▸ MATERIAL FOR THE TASK:
****
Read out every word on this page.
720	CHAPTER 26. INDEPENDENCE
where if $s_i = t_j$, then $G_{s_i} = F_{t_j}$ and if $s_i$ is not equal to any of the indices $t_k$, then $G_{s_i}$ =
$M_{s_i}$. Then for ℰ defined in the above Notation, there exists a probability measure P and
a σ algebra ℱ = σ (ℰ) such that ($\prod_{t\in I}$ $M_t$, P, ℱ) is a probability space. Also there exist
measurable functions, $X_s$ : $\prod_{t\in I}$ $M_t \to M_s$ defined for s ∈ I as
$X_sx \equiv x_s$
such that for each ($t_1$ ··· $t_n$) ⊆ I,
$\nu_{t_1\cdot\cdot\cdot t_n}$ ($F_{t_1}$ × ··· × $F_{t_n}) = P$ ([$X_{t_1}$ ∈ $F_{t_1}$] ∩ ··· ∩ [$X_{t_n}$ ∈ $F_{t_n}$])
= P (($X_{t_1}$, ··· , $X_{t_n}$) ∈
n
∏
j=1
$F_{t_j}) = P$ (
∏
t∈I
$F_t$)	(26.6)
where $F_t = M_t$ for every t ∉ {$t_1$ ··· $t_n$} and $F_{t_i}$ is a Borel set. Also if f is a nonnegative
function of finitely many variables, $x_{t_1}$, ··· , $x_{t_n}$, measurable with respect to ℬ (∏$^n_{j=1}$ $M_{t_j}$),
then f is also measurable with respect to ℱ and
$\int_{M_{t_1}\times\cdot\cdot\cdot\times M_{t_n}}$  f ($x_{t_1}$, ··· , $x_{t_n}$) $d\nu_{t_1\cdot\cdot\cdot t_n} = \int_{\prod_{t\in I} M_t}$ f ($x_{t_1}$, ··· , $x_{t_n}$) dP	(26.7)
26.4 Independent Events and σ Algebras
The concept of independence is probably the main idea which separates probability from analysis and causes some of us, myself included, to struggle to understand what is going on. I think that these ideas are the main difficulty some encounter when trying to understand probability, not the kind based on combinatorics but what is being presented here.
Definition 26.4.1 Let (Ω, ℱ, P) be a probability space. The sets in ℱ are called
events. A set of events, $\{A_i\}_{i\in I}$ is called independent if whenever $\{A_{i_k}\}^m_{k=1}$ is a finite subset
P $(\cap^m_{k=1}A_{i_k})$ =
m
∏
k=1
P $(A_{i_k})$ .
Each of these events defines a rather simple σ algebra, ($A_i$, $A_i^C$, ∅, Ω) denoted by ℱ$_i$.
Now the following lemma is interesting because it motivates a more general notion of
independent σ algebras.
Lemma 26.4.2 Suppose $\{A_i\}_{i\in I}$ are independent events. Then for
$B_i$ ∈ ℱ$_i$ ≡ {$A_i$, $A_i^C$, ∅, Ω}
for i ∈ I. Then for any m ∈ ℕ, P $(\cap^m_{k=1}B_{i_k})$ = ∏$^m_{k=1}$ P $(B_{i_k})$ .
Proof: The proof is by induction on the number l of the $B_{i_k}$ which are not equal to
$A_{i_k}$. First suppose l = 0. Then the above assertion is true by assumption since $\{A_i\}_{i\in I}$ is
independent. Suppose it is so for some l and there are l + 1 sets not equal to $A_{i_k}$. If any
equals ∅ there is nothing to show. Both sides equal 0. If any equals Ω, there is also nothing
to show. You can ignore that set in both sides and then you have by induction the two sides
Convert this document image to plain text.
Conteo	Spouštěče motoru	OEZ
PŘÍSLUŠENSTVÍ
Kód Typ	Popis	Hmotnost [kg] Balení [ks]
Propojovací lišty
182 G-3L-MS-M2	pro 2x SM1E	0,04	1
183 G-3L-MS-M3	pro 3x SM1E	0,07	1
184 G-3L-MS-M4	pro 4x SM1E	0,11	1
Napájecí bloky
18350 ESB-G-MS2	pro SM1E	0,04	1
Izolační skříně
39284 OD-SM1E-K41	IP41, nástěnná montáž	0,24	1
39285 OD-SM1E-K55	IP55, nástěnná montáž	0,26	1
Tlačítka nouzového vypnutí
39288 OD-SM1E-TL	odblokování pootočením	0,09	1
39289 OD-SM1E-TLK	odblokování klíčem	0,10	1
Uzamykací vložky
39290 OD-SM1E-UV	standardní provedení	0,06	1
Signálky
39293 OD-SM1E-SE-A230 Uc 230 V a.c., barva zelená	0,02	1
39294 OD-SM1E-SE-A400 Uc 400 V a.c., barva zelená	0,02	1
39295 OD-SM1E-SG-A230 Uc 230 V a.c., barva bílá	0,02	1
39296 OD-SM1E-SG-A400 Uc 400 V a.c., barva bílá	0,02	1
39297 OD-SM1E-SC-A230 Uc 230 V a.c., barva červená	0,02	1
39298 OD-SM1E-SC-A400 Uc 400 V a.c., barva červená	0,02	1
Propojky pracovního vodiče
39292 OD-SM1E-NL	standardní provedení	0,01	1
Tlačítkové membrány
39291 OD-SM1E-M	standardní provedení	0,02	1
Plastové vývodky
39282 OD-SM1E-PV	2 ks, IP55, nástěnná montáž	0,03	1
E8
****
▸ DIRECTIVE:
All lines in the data that contain the word "above" should be copied.

▸ WRITTEN REPLY:
$M_{s_i}$. Then for ℰ defined in the above Notation, there exists a probability measure P and
$A_{i_k}$. First suppose l = 0. Then the above assertion is true by assumption since $\{A_i\}_{i\in I}$ is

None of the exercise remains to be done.